--- TUGAS A ---
Sajikan ulang entri, mulai dari baris pertamanya hingga baris yang memuat "x-tick-label: 0.5 (184, 434, 201, 448)", sebagai daftar bernomor tanpa baris kosong. Kedua baris batas itu ikut disertakan, dan baris lain tidak.

--- TEKS SUMBER ---
/---

Puasa dan Pendidikan Multikultural
TUHAN
mendeklarasikan diri-Nya sebagai rabb, atau pendidik, seperti yang tertuang
dalam salah satu ayat pada surah al-Fatihah, al-hamdu lillahi rabb
al-alamiin.... Kata rabb merupakan turunan dari kata rabaaatautarbiyah yang
bermakna mendidik dan pendidikan. Akan tetapi, Tuhan tidak kontak langsung
dengan manusia. Fungsi pendidikan Dia laksanakan melalui berbagai kewajiban
syar’i yang diperintahkan kepada umat manusia, baik yang berimplikasi hukum
wajib atau sunah.
Berbagai
kewajiban syar’i selalu berdimensi pendidikan. Banyak dimensi pendidikan bisa
disimpulkan dalam pelaksanaan salat, mulai membangun tradisi disiplin waktu,
membangun budaya bersih, hingga membina sikap kejujuran dan lainnya. Demikian
pula dengan ibadah zakat dan puasa, yang pada bulan ini semua umat Islam
menyambutnya dengan penuh sukacita karena penuh makna dan bahan ajar.
Akan
tetapi, di tengah-tengah kegembiraan menyambut bulan penuh barakah tersebut,
umat Islam Indonesia masih saja menghadapi kenyataan yang kurang elok bila
dilihat dari dimensi kebersamaan, yakni mengawali dan mengakhiri Ramadan dalam
hari dan tanggal berbeda karena penggunaan metodologi penetapan pergantian
bulan yang berbeda.
Pada 2012,
Muhammadiyah menetapkan 1 Ramadan pada Jumat (20/7) karena ijtimak terjadi pada
Kamis (19/7) pukul 11.00 WIB. Dengan demikian, Syakban sudah habis di Kamis
kendati posisi hilal Indonesia bagian Barat masih dalam 1,30 derajat di atas
ufuk. Berdasarkan hasil penglihatan dengan perhitungan (ru’yah bi al-hisab),
Kamis adalah hari terakhir Syakban dan malam Jumat sudah merupakan malam
pertama Ramadan. Karena itu Muhammadiyah menetapkan Jumat hari pertama Ramadan
dan hari pertama berpuasa bagi umat Islam.
Akan
tetapi, pemerintah dengan berbagai aliran keagamaan Islam yang ada di Indonesia
menggunakan metodologi lain, yakni melihat bulan dengan mata kepala (ru’yah bi
al-ain) atau dengan bantuan alat. Ramadan tiba jika bulan sabit (hilal)

\---

--- DATA YANG DIBERIKAN ---
/---

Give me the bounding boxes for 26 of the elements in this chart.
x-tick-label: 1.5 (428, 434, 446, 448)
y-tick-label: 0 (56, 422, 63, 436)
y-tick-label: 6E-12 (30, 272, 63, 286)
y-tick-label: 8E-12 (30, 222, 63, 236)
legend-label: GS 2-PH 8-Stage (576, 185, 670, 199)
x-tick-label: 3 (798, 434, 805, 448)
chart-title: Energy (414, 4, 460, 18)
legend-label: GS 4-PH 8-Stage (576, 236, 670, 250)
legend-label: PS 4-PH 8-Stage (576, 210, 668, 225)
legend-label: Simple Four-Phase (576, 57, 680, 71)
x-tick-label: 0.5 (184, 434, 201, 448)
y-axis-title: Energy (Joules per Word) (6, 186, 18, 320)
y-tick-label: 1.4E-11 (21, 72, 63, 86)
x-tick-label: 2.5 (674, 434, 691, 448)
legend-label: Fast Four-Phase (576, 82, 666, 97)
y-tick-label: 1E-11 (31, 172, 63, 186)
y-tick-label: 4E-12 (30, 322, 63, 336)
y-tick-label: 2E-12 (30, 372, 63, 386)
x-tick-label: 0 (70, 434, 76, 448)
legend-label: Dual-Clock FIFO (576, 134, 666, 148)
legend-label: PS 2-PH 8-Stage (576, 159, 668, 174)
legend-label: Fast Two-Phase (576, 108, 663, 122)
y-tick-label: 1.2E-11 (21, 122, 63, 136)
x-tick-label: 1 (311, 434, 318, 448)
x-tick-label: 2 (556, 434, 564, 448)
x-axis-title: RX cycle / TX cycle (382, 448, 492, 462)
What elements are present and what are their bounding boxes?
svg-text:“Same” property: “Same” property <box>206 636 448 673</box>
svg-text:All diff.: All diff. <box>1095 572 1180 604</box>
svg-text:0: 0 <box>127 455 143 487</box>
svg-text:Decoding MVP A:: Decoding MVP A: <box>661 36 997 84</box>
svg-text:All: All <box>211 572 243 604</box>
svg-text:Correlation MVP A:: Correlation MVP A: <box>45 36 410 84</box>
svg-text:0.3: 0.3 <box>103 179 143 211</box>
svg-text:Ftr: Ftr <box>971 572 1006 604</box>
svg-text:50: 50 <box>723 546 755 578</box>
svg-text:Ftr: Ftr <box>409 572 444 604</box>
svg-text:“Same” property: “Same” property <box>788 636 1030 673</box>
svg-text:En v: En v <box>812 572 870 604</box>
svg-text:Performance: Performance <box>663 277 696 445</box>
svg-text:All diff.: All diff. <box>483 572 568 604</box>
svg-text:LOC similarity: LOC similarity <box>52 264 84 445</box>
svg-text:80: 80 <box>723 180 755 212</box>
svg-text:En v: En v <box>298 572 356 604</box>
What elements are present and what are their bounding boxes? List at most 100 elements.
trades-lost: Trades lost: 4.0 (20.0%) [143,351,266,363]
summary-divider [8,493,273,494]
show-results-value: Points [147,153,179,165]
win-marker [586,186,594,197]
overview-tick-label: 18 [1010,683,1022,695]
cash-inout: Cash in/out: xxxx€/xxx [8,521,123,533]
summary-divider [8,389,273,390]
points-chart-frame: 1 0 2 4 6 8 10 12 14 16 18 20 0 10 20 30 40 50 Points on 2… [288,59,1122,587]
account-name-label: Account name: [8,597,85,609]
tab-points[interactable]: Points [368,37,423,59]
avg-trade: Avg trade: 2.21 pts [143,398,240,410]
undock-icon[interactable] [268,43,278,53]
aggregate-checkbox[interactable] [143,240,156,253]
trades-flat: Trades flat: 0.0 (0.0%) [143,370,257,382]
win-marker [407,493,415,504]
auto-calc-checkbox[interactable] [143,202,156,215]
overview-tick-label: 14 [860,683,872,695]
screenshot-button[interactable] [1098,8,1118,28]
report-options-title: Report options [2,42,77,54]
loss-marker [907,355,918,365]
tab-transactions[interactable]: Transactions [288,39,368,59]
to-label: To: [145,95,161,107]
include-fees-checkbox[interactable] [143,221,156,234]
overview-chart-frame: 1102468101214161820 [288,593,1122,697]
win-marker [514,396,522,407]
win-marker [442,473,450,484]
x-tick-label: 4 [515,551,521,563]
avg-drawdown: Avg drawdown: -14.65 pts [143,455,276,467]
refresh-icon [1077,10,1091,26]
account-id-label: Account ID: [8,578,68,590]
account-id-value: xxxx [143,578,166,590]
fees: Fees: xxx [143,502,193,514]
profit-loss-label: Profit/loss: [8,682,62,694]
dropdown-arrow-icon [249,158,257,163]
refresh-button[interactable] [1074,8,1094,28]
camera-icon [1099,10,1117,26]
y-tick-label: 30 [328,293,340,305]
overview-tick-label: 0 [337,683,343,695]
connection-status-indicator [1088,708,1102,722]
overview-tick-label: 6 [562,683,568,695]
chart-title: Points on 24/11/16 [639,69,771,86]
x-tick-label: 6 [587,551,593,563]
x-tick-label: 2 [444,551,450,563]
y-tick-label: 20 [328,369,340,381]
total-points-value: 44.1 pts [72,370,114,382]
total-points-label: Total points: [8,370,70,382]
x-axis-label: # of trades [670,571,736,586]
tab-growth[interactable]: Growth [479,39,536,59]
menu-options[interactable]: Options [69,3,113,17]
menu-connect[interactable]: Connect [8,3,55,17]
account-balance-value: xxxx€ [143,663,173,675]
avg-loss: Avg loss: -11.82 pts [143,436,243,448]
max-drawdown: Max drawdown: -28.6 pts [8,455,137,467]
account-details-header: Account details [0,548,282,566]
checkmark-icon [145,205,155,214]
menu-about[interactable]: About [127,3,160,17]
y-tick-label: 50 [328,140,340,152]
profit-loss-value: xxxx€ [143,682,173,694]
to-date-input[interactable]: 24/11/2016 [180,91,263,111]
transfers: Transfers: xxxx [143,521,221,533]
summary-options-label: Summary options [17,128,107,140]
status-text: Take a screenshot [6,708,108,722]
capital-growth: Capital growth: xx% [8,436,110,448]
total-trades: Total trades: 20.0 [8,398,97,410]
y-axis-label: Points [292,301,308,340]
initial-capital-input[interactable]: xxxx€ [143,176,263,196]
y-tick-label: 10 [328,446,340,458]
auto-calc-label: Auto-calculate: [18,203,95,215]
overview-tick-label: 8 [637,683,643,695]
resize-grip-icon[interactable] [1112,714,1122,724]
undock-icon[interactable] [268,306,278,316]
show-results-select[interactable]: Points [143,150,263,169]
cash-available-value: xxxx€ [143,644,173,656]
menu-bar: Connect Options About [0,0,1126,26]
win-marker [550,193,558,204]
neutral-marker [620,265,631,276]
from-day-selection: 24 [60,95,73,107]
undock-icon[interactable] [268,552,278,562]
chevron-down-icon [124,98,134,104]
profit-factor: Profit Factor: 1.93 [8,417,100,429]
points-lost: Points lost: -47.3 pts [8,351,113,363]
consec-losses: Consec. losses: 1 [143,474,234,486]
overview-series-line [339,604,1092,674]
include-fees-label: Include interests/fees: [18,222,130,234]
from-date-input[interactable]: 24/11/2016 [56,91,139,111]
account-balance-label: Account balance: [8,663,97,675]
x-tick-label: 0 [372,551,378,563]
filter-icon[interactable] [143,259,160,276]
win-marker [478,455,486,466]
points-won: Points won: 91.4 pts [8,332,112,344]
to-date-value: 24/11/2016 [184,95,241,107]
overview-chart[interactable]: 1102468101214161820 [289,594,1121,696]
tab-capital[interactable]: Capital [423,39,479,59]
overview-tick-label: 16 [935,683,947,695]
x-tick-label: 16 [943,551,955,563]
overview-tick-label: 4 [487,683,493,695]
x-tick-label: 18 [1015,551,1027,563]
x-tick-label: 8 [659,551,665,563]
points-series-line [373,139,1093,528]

\---

--- TUGAS B ---
Teruskan tulisan tentang puasa dan pendidikan multikultural itu dari titik terakhir yang ditampilkan.

--- HASIL LATIHAN A ---
1. Give me the bounding boxes for 26 of the elements in this chart.
2. x-tick-label: 1.5 (428, 434, 446, 448)
3. y-tick-label: 0 (56, 422, 63, 436)
4. y-tick-label: 6E-12 (30, 272, 63, 286)
5. y-tick-label: 8E-12 (30, 222, 63, 236)
6. legend-label: GS 2-PH 8-Stage (576, 185, 670, 199)
7. x-tick-label: 3 (798, 434, 805, 448)
8. chart-title: Energy (414, 4, 460, 18)
9. legend-label: GS 4-PH 8-Stage (576, 236, 670, 250)
10. legend-label: PS 4-PH 8-Stage (576, 210, 668, 225)
11. legend-label: Simple Four-Phase (576, 57, 680, 71)
12. x-tick-label: 0.5 (184, 434, 201, 448)

--- HASIL LATIHAN B ---
pertanda awal Ramadan sudah kelihatan di akhir Syakban.
Kendati
tahu dari hasil perhitungan bahwa posisi hilal 1,30 derajat di atas ufuk,
sebuah posisi yang tidak mungkin terlihat oleh mata kepala dengan alat
sekalipun, Kementerian Agama memerintahkan seluruh Bagian Urusan Agama Islam di
Kantor kementerian Agama untuk memantau terbitnya hilal ketika terbenam
matahari di Kamis. Ternyata, tidak satu pun melaporkan bahwa mereka melihat
hilal. Oleh karena itu, Jumat belum masuk Ramadan dan belum wajib berpuasa
sehingga sebagian besar umat Islam Indonesia berpuasa pada Sabtu (21/7).
Peristiwa
itu sering berulang dan umat Islam Indonesia sangat jarang mengawali dan
mengakhiri puasa pada hari dan tanggal yang sama. Peristiwa tersebut bukan
sesuatu yang aneh bagi umat Islam Indonesia. Persoalannya ialah jika masih ada
anggota masyarakat muslim Indonesia yang belum mampu menghargai perbedaan
tersebut.
Padahal,
perbedaan itu sebuah kenyataan yang tidak bisa dihindari, setidaknya hingga
saat ini. Oleh karena itu, dalam sepuluh tahun terakhir ini, Kementerian
Pendidikan dan Kebudayaan, Kementerian Agama, dan para ahli pendidikan di
Indonesia melakukan kajian dan upaya-upaya teknis untuk mengembangkan misi
pendidikan multikultural dalam program pendidikan di Indonesia, baik formal
maupun nonformal. Program itu berupa pendidikan untuk membina para pembelajar
(learner) agar mampu menghargai perbedaan dan bisa hidup bersama dalam
keragaman.
Pendidikan
multikultural, seperti dikatakan Callary Sada (2004), merupakan sebuah reļ¬eksi
proses pendidikan keragaman dalam rangka meningkatkan pluralisme untuk
membangun kebersamaan. Senada dengan itu, HAR Tilaar (2004) menyebut pendidikan
multikultural sebagai sebuah upaya membina sikap untuk menghargai keragaman
etnik, budaya, dan agama. Fokus pendidikan multikultural bukan pada pengajaran
ragam budaya, tapi justru mendidik, membina, membiasakan, dan terus melakukan
kontrol dan perbaikan agar anak-anak bangsa ini bisa hidup dengan saling
menghargai dan menghormati keragaman demi tetap menjaga dan memperkuat serta
mempererat persatuan dan kesatuan bangsa dalam meretas jalan menuju masyarakat
maju, mandiri, dan sejahtera ke depan.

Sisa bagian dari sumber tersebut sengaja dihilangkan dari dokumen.